* Task directions
Copy the records below exactly, leaving out any pictures.

* Information provided
· · ·

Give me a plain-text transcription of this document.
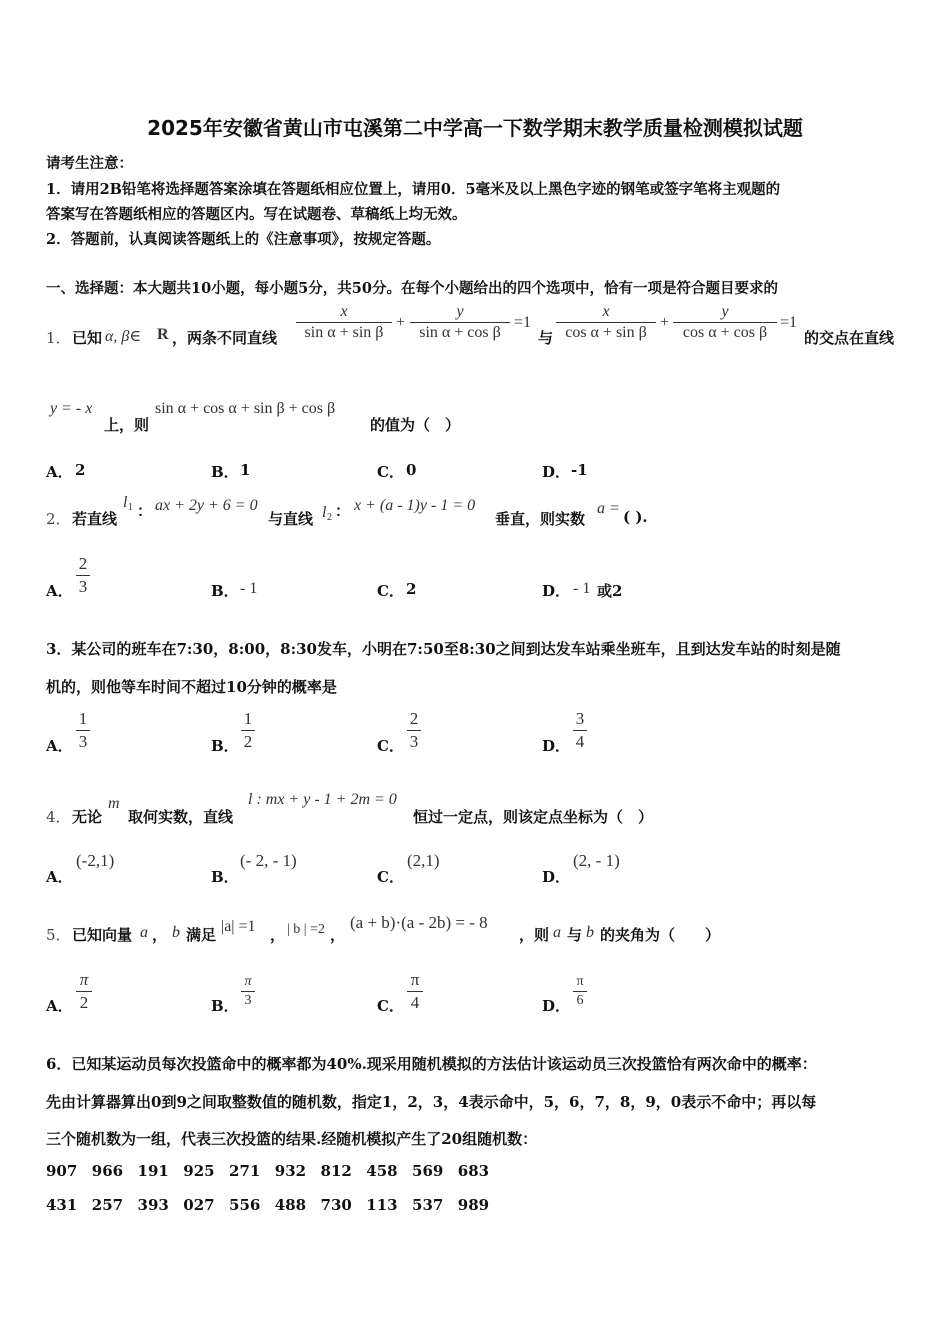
2025年安徽省黄山市屯溪第二中学高一下数学期末教学质量检测模拟试题
请考生注意：
1．请用2B铅笔将选择题答案涂填在答题纸相应位置上，请用0．5毫米及以上黑色字迹的钢笔或签字笔将主观题的
答案写在答题纸相应的答题区内。写在试题卷、草稿纸上均无效。
2．答题前，认真阅读答题纸上的《注意事项》，按规定答题。
一、选择题：本大题共10小题，每小题5分，共50分。在每个小题给出的四个选项中，恰有一项是符合题目要求的
1． 已知 α, β∈ R ，两条不同直线
x
sin α + sin β
+
y
sin α + cos β
=1
与
x
cos α + sin β
+
y
cos α + cos β
=1
的交点在直线
y = - x
上，则
sin α + cos α + sin β + cos β
的值为（　）
A． 2	B． 1	C． 0	D． -1
2． 若直线
l 1 ： ax + 2y + 6 = 0
与直线 l 2 ： x + (a - 1)y - 1 = 0
垂直，则实数
a = ( ).
A．
2
3	B． - 1	C． 2	D． - 1 或2
3．某公司的班车在7:30，8:00，8:30发车，小明在7:50至8:30之间到达发车站乘坐班车，且到达发车站的时刻是随
机的，则他等车时间不超过10分钟的概率是
A．
1
3	B．
1
2	C．
2
3	D．
3
4
4． 无论
m
取何实数，直线
l : mx + y - 1 + 2m = 0
恒过一定点，则该定点坐标为（　）
A．
(-2,1)
B．
(- 2, - 1)
C．
(2,1)
D．
(2, - 1)
5． 已知向量 a ， b 满足 |a| =1 ， | b | =2 ，
(a + b)·(a - 2b) = - 8
，则 a 与 b 的夹角为（　　）
A．
π
2	B．
π
3	C．
π
4	D．
π
6
6．已知某运动员每次投篮命中的概率都为40%.现采用随机模拟的方法估计该运动员三次投篮恰有两次命中的概率：
先由计算器算出0到9之间取整数值的随机数，指定1，2，3，4表示命中，5，6，7，8，9，0表示不命中；再以每
三个随机数为一组，代表三次投篮的结果.经随机模拟产生了20组随机数：
907  966  191  925  271  932  812  458  569  683
431  257  393  027  556  488  730  113  537  989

· · ·

* Result for this task
Give me a plain-text transcription of this document.
2025年安徽省黄山市屯溪第二中学高一下数学期末教学质量检测模拟试题
请考生注意：
1．请用2B铅笔将选择题答案涂填在答题纸相应位置上，请用0．5毫米及以上黑色字迹的钢笔或签字笔将主观题的
答案写在答题纸相应的答题区内。写在试题卷、草稿纸上均无效。
2．答题前，认真阅读答题纸上的《注意事项》，按规定答题。
一、选择题：本大题共10小题，每小题5分，共50分。在每个小题给出的四个选项中，恰有一项是符合题目要求的
1． 已知 α, β∈ R ，两条不同直线
x
sin α + sin β
+
y
sin α + cos β
=1
与
x
cos α + sin β
+
y
cos α + cos β
=1
的交点在直线
y = - x
上，则
sin α + cos α + sin β + cos β
的值为（　）
A． 2	B． 1	C． 0	D． -1
2． 若直线
l 1 ： ax + 2y + 6 = 0
与直线 l 2 ： x + (a - 1)y - 1 = 0
垂直，则实数
a = ( ).
A．
2
3	B． - 1	C． 2	D． - 1 或2
3．某公司的班车在7:30，8:00，8:30发车，小明在7:50至8:30之间到达发车站乘坐班车，且到达发车站的时刻是随
机的，则他等车时间不超过10分钟的概率是
A．
1
3	B．
1
2	C．
2
3	D．
3
4
4． 无论
m
取何实数，直线
l : mx + y - 1 + 2m = 0
恒过一定点，则该定点坐标为（　）
A．
(-2,1)
B．
(- 2, - 1)
C．
(2,1)
D．
(2, - 1)
5． 已知向量 a ， b 满足 |a| =1 ， | b | =2 ，
(a + b)·(a - 2b) = - 8
，则 a 与 b 的夹角为（　　）
A．
π
2	B．
π
3	C．
π
4	D．
π
6
6．已知某运动员每次投篮命中的概率都为40%.现采用随机模拟的方法估计该运动员三次投篮恰有两次命中的概率：
先由计算器算出0到9之间取整数值的随机数，指定1，2，3，4表示命中，5，6，7，8，9，0表示不命中；再以每
三个随机数为一组，代表三次投篮的结果.经随机模拟产生了20组随机数：
907  966  191  925  271  932  812  458  569  683
431  257  393  027  556  488  730  113  537  989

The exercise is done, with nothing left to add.